[Start of Exercise inputs]
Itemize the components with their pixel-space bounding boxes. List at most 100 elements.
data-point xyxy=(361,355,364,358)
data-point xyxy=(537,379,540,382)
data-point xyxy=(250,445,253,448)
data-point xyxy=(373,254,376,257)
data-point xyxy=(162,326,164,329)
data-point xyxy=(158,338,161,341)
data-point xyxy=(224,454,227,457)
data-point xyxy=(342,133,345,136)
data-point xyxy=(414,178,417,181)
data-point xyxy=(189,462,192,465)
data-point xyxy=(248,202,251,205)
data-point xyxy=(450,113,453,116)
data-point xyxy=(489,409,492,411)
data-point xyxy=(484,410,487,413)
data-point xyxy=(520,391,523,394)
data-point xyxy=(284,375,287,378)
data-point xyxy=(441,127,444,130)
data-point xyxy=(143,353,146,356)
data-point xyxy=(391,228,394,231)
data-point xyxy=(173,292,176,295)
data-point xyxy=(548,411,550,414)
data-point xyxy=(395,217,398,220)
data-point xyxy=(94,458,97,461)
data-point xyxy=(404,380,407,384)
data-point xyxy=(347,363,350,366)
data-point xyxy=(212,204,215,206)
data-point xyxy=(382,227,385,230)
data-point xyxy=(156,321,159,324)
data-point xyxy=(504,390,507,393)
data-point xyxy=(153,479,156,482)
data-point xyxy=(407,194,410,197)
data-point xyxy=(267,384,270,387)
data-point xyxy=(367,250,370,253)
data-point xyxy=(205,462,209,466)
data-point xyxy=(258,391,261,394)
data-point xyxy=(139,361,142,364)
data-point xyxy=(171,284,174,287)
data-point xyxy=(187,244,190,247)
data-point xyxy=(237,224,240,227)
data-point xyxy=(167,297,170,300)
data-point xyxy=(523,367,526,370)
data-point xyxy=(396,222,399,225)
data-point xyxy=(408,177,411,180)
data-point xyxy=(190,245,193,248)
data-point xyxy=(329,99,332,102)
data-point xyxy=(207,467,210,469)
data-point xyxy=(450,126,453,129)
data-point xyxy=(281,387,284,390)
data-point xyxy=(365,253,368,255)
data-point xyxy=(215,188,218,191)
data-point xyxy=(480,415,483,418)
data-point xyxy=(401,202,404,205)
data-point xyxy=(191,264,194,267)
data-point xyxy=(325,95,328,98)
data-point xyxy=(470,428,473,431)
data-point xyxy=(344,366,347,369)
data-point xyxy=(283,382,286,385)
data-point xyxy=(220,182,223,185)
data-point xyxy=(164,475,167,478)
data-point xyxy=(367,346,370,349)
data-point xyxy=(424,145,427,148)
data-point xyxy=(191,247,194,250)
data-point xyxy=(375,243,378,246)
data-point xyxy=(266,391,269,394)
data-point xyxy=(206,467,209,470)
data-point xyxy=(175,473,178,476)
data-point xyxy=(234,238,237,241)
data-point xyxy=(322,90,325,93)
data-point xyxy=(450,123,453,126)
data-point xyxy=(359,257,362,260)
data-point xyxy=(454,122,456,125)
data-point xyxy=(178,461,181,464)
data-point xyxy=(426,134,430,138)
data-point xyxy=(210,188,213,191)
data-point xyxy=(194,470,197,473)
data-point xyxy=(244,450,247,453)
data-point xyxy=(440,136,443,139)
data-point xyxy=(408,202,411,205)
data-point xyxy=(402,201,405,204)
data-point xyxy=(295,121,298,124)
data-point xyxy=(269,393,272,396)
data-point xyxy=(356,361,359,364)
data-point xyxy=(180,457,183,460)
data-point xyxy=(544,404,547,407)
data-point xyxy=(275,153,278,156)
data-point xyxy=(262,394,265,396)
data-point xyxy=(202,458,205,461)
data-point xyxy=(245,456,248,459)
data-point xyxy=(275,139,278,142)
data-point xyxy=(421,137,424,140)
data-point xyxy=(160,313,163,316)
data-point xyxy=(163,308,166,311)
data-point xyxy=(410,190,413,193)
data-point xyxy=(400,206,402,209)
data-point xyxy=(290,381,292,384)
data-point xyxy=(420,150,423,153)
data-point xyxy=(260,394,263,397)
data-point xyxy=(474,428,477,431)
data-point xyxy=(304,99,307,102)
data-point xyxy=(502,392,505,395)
[End of Exercise inputs]
▶ _Task statement_
Copy the entries above word for word, every line included.

▶ _Result_
Itemize the components with their pixel-space bounding boxes. List at most 100 elements.
data-point xyxy=(361,355,364,358)
data-point xyxy=(537,379,540,382)
data-point xyxy=(250,445,253,448)
data-point xyxy=(373,254,376,257)
data-point xyxy=(162,326,164,329)
data-point xyxy=(158,338,161,341)
data-point xyxy=(224,454,227,457)
data-point xyxy=(342,133,345,136)
data-point xyxy=(414,178,417,181)
data-point xyxy=(189,462,192,465)
data-point xyxy=(248,202,251,205)
data-point xyxy=(450,113,453,116)
data-point xyxy=(489,409,492,411)
data-point xyxy=(484,410,487,413)
data-point xyxy=(520,391,523,394)
data-point xyxy=(284,375,287,378)
data-point xyxy=(441,127,444,130)
data-point xyxy=(143,353,146,356)
data-point xyxy=(391,228,394,231)
data-point xyxy=(173,292,176,295)
data-point xyxy=(548,411,550,414)
data-point xyxy=(395,217,398,220)
data-point xyxy=(94,458,97,461)
data-point xyxy=(404,380,407,384)
data-point xyxy=(347,363,350,366)
data-point xyxy=(212,204,215,206)
data-point xyxy=(382,227,385,230)
data-point xyxy=(156,321,159,324)
data-point xyxy=(504,390,507,393)
data-point xyxy=(153,479,156,482)
data-point xyxy=(407,194,410,197)
data-point xyxy=(267,384,270,387)
data-point xyxy=(367,250,370,253)
data-point xyxy=(205,462,209,466)
data-point xyxy=(258,391,261,394)
data-point xyxy=(139,361,142,364)
data-point xyxy=(171,284,174,287)
data-point xyxy=(187,244,190,247)
data-point xyxy=(237,224,240,227)
data-point xyxy=(167,297,170,300)
data-point xyxy=(523,367,526,370)
data-point xyxy=(396,222,399,225)
data-point xyxy=(408,177,411,180)
data-point xyxy=(190,245,193,248)
data-point xyxy=(329,99,332,102)
data-point xyxy=(207,467,210,469)
data-point xyxy=(450,126,453,129)
data-point xyxy=(281,387,284,390)
data-point xyxy=(365,253,368,255)
data-point xyxy=(215,188,218,191)
data-point xyxy=(480,415,483,418)
data-point xyxy=(401,202,404,205)
data-point xyxy=(191,264,194,267)
data-point xyxy=(325,95,328,98)
data-point xyxy=(470,428,473,431)
data-point xyxy=(344,366,347,369)
data-point xyxy=(283,382,286,385)
data-point xyxy=(220,182,223,185)
data-point xyxy=(164,475,167,478)
data-point xyxy=(367,346,370,349)
data-point xyxy=(424,145,427,148)
data-point xyxy=(191,247,194,250)
data-point xyxy=(375,243,378,246)
data-point xyxy=(266,391,269,394)
data-point xyxy=(206,467,209,470)
data-point xyxy=(175,473,178,476)
data-point xyxy=(234,238,237,241)
data-point xyxy=(322,90,325,93)
data-point xyxy=(450,123,453,126)
data-point xyxy=(359,257,362,260)
data-point xyxy=(454,122,456,125)
data-point xyxy=(178,461,181,464)
data-point xyxy=(426,134,430,138)
data-point xyxy=(210,188,213,191)
data-point xyxy=(194,470,197,473)
data-point xyxy=(244,450,247,453)
data-point xyxy=(440,136,443,139)
data-point xyxy=(408,202,411,205)
data-point xyxy=(402,201,405,204)
data-point xyxy=(295,121,298,124)
data-point xyxy=(269,393,272,396)
data-point xyxy=(356,361,359,364)
data-point xyxy=(180,457,183,460)
data-point xyxy=(544,404,547,407)
data-point xyxy=(275,153,278,156)
data-point xyxy=(262,394,265,396)
data-point xyxy=(202,458,205,461)
data-point xyxy=(245,456,248,459)
data-point xyxy=(275,139,278,142)
data-point xyxy=(421,137,424,140)
data-point xyxy=(160,313,163,316)
data-point xyxy=(163,308,166,311)
data-point xyxy=(410,190,413,193)
data-point xyxy=(400,206,402,209)
data-point xyxy=(290,381,292,384)
data-point xyxy=(420,150,423,153)
data-point xyxy=(260,394,263,397)
data-point xyxy=(474,428,477,431)
data-point xyxy=(304,99,307,102)
data-point xyxy=(502,392,505,395)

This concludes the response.